**** Source data ****
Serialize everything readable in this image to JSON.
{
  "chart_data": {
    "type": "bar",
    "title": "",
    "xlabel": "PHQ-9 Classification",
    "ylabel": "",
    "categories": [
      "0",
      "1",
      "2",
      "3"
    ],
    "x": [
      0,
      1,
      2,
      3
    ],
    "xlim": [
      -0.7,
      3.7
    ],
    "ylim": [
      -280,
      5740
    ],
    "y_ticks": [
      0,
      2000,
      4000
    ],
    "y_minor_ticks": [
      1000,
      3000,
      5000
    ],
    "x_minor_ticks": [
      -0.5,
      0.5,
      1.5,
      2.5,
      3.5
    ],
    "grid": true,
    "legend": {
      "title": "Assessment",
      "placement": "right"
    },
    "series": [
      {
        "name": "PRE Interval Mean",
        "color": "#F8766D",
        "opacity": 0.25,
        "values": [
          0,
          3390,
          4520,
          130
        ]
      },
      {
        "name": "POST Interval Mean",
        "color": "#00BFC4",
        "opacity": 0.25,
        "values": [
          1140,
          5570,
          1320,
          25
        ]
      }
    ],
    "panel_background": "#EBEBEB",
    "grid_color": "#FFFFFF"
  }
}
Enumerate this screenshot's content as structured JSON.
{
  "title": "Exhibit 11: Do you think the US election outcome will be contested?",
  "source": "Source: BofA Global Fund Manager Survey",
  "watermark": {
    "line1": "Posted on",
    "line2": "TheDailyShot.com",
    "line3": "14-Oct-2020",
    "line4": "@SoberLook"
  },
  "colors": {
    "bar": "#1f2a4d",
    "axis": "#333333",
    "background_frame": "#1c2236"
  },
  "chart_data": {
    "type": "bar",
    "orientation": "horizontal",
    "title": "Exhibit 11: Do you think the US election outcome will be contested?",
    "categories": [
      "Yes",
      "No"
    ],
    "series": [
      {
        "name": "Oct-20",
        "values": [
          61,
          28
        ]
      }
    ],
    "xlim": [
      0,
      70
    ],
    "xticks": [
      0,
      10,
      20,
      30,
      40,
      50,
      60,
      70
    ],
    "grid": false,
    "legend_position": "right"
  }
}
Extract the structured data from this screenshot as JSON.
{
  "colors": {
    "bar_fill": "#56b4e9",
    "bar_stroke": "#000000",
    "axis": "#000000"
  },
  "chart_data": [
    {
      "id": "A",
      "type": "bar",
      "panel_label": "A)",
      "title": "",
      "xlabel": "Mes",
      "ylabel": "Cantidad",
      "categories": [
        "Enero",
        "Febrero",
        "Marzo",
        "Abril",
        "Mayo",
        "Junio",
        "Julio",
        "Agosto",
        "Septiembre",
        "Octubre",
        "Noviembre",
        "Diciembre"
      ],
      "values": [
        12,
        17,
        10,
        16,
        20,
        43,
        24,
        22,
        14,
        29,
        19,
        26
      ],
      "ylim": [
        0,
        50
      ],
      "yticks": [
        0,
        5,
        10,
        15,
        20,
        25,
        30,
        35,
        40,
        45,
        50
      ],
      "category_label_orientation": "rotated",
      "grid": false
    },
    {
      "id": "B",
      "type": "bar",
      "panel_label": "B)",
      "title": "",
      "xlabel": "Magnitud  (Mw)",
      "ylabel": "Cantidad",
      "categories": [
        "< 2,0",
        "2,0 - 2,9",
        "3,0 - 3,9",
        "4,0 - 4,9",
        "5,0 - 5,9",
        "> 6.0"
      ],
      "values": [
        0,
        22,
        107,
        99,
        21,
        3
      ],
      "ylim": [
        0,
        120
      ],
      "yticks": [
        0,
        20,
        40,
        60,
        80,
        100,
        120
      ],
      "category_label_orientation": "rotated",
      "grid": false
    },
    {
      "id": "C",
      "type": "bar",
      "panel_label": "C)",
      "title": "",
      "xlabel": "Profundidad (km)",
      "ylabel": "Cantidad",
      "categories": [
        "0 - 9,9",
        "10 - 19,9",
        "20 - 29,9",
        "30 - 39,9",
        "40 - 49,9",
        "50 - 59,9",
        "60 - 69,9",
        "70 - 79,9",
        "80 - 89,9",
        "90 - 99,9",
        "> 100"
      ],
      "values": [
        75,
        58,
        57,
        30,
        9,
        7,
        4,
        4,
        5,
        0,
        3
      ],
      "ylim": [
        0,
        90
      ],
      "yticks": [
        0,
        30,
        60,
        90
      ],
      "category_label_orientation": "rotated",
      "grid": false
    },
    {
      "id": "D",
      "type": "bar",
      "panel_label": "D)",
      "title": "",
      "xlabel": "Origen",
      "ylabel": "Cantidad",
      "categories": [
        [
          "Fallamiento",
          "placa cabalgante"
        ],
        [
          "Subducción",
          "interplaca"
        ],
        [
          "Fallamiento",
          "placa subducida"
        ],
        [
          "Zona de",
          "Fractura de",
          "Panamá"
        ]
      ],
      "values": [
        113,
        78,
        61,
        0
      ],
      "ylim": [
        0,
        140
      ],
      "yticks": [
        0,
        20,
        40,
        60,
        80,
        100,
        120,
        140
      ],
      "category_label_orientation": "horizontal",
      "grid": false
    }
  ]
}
****
Task requirements – In the records above, how many lines contain the string "xlabel"? State that number only.

Completed task – 5